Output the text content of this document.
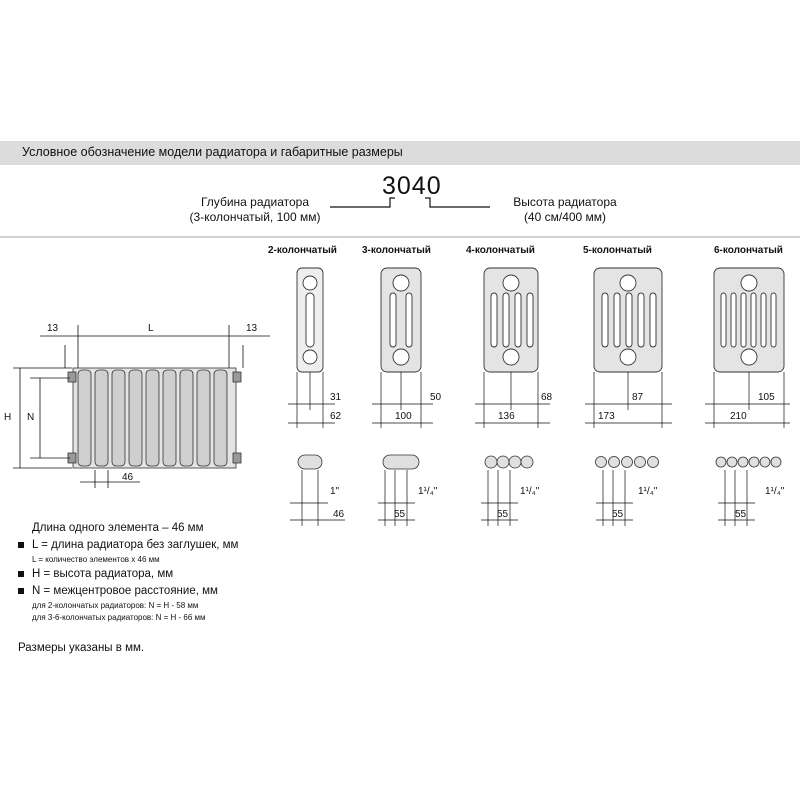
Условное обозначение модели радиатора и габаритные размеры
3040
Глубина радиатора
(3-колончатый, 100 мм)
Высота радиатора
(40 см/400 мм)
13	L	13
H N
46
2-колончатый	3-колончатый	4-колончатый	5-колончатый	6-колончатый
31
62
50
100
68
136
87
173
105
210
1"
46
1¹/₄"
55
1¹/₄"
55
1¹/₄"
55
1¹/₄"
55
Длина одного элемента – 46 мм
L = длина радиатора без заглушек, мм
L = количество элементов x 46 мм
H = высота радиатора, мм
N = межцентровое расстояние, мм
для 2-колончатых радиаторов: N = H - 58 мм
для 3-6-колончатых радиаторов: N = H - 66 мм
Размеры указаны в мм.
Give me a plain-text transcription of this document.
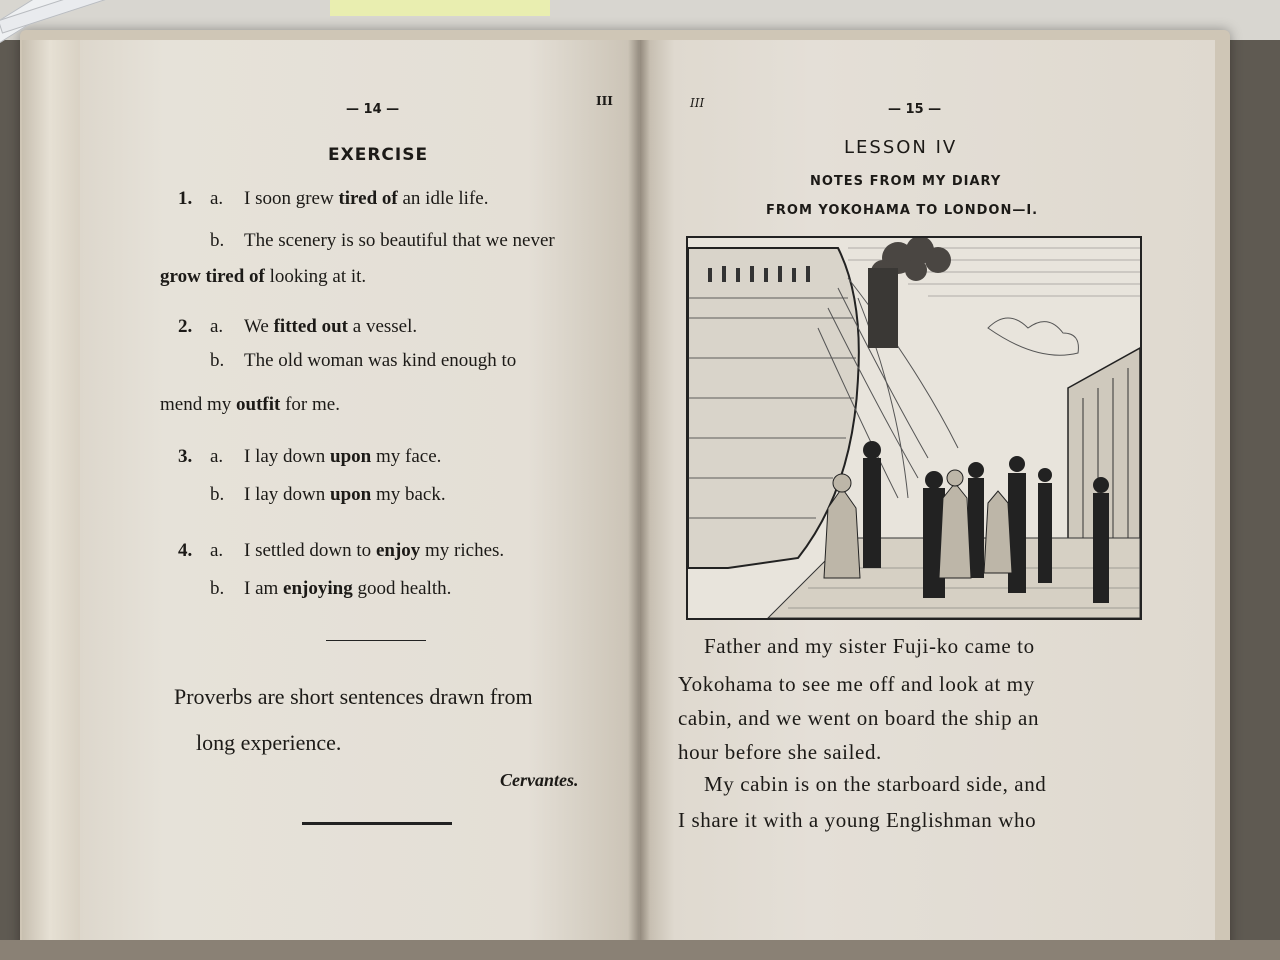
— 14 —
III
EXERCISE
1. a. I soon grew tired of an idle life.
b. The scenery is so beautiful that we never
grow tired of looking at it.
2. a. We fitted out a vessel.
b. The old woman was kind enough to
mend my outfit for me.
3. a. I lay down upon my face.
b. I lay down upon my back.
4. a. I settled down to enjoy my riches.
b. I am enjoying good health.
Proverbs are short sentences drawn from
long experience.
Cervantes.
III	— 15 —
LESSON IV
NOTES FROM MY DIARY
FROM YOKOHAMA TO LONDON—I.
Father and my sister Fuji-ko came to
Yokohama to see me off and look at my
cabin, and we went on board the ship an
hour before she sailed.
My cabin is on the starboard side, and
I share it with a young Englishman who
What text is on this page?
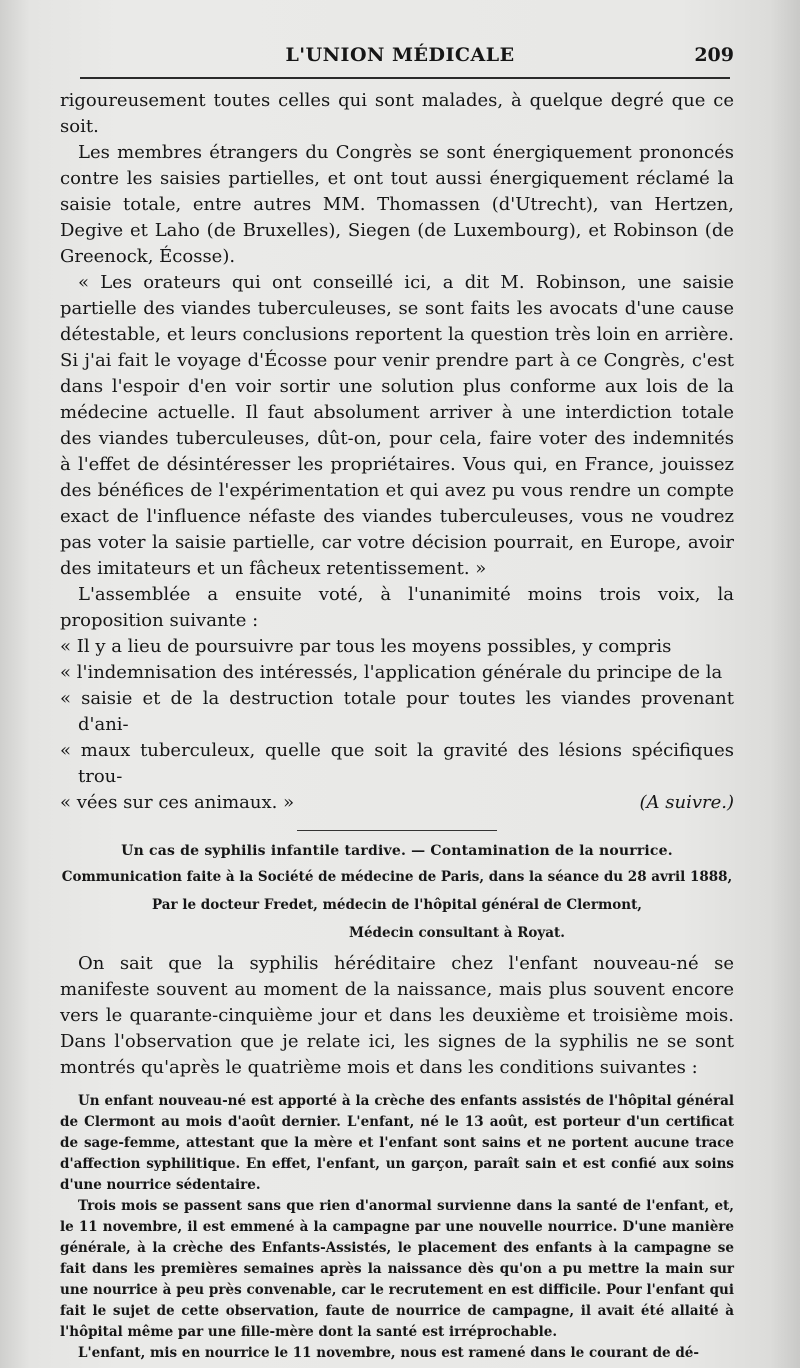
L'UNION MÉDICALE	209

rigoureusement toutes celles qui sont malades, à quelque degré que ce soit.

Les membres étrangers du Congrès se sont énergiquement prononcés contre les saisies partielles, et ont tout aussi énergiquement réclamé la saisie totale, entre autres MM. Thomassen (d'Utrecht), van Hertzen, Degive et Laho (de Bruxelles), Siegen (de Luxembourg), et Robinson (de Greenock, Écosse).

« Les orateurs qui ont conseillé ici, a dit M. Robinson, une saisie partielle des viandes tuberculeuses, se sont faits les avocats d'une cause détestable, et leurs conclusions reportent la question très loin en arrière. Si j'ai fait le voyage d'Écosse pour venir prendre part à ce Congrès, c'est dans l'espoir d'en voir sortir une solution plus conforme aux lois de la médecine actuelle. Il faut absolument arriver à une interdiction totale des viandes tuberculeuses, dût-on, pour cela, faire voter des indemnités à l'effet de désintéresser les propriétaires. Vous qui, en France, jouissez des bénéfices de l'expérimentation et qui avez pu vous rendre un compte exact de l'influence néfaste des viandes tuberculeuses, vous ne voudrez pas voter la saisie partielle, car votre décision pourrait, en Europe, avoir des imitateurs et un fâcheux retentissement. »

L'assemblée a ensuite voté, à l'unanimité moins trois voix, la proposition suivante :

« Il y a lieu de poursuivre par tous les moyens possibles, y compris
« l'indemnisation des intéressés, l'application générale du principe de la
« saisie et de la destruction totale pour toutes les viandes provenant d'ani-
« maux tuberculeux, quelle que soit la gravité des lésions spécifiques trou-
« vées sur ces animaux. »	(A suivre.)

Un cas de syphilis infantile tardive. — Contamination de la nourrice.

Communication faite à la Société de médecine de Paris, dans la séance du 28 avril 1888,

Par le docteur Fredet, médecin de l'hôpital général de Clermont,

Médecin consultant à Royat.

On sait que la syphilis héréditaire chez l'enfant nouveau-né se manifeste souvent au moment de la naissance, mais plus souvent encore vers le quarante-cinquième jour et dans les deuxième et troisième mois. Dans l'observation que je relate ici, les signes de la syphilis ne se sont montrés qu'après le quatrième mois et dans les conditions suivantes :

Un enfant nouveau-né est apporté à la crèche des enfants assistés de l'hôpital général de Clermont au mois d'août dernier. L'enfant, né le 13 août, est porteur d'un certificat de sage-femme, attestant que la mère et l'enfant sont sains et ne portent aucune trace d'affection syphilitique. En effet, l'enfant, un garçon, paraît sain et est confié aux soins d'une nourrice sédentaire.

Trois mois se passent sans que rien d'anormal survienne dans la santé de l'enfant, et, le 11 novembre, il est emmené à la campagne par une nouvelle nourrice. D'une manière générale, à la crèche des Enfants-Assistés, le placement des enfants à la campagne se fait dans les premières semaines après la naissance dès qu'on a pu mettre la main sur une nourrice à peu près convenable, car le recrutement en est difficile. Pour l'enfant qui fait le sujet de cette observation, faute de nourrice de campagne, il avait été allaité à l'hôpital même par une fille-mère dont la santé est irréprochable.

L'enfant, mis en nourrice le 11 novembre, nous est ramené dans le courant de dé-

###

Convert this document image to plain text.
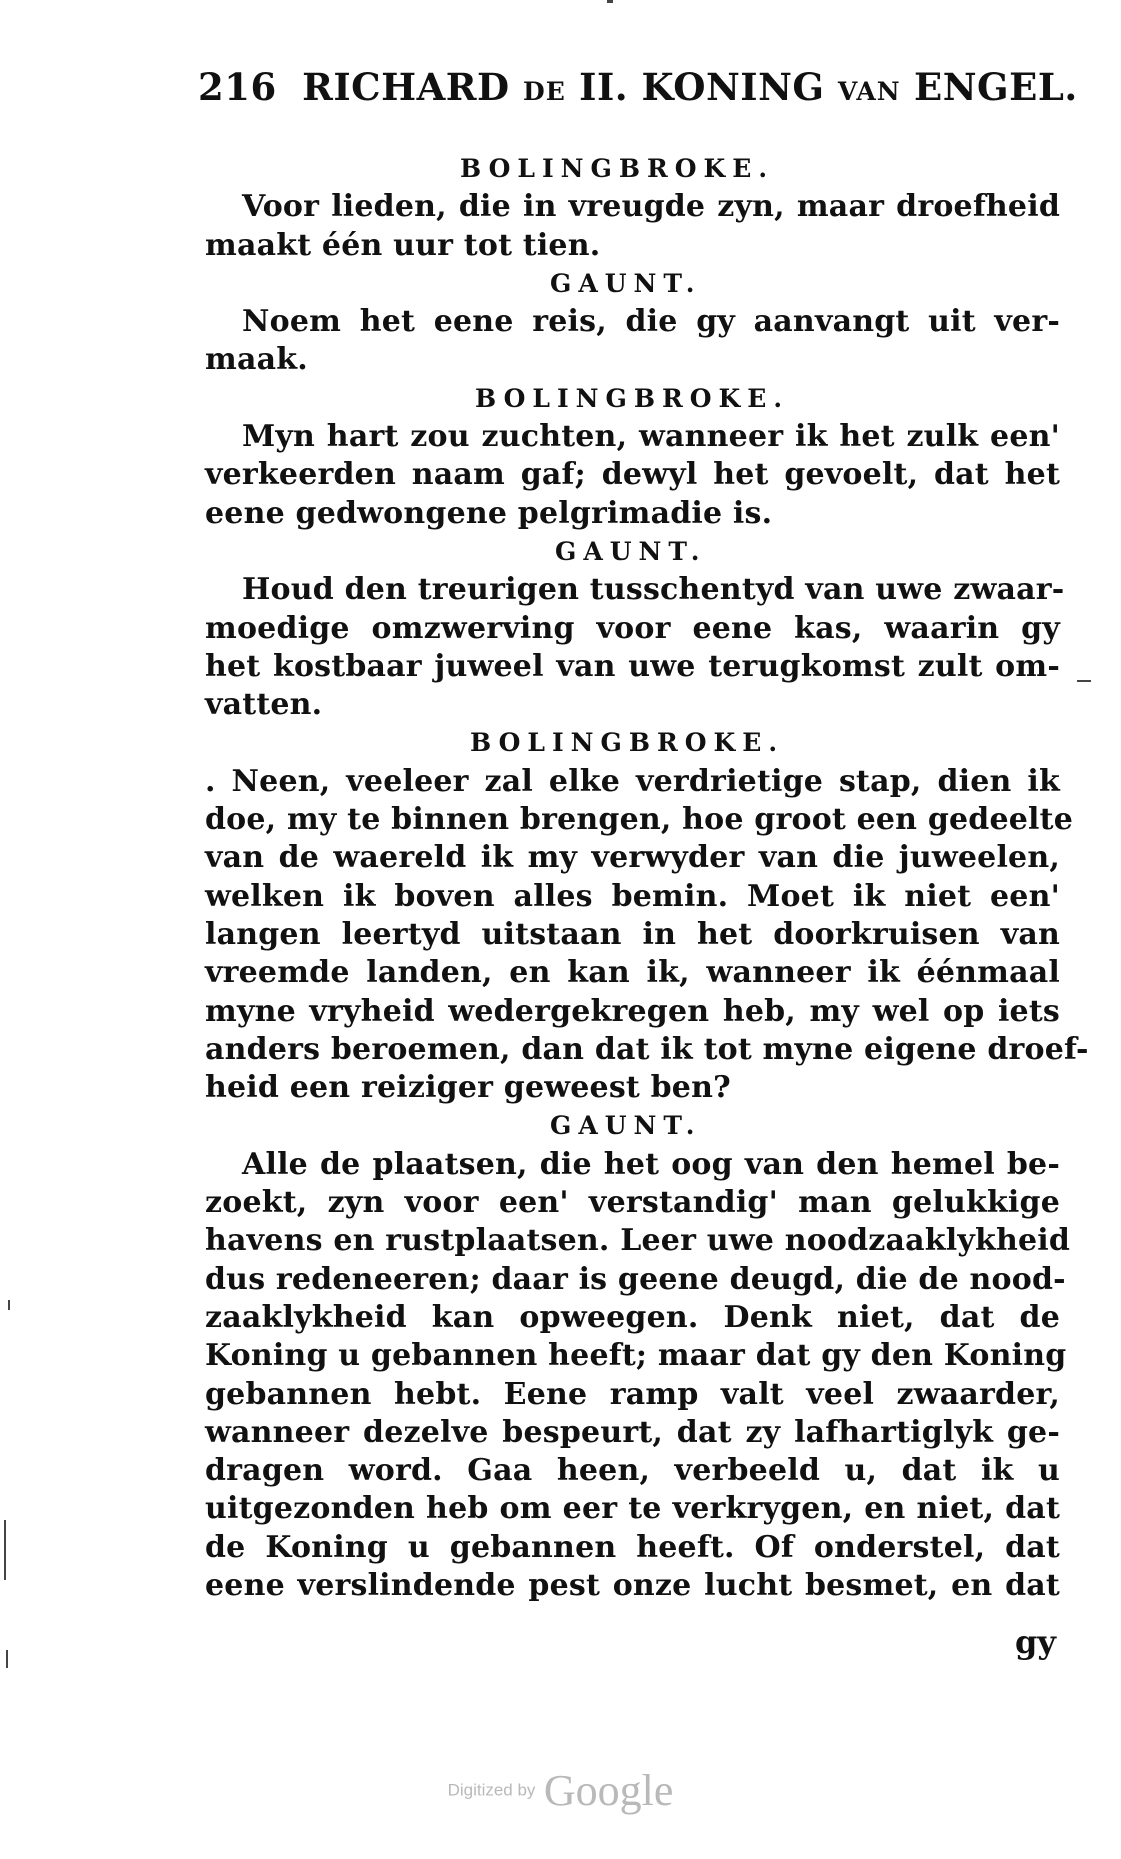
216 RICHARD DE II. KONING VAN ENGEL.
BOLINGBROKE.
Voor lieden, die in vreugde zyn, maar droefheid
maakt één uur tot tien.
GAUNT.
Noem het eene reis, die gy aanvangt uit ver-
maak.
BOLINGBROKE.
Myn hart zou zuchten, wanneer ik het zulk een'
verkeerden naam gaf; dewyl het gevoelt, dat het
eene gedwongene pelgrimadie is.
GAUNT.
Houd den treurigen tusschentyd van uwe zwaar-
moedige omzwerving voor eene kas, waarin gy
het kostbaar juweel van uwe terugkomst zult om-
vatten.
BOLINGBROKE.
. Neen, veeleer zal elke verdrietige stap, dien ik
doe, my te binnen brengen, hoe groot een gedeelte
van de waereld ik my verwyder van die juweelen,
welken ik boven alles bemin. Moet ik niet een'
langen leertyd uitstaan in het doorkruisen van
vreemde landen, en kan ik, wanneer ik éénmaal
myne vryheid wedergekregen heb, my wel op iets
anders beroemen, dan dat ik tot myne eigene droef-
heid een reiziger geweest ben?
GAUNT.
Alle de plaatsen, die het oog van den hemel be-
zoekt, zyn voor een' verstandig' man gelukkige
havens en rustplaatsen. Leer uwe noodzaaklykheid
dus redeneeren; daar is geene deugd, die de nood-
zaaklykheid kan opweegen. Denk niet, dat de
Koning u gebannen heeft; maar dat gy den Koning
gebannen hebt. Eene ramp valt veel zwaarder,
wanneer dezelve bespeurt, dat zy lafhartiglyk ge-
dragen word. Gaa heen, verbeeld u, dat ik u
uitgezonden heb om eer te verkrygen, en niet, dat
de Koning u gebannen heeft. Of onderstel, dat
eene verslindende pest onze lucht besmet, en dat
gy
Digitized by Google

###

**Written exercise:** Identify each line containing the string "novembre" and copy it out.

**Exercise answer:**
Trois mois se passent sans que rien d'anormal survienne dans la santé de l'enfant, et, le 11 novembre, il est emmené à la campagne par une nouvelle nourrice. D'une manière générale, à la crèche des Enfants-Assistés, le placement des enfants à la campagne se fait dans les premières semaines après la naissance dès qu'on a pu mettre la main sur une nourrice à peu près convenable, car le recrutement en est difficile. Pour l'enfant qui fait le sujet de cette observation, faute de nourrice de campagne, il avait été allaité à l'hôpital même par une fille-mère dont la santé est irréprochable.
L'enfant, mis en nourrice le 11 novembre, nous est ramené dans le courant de dé-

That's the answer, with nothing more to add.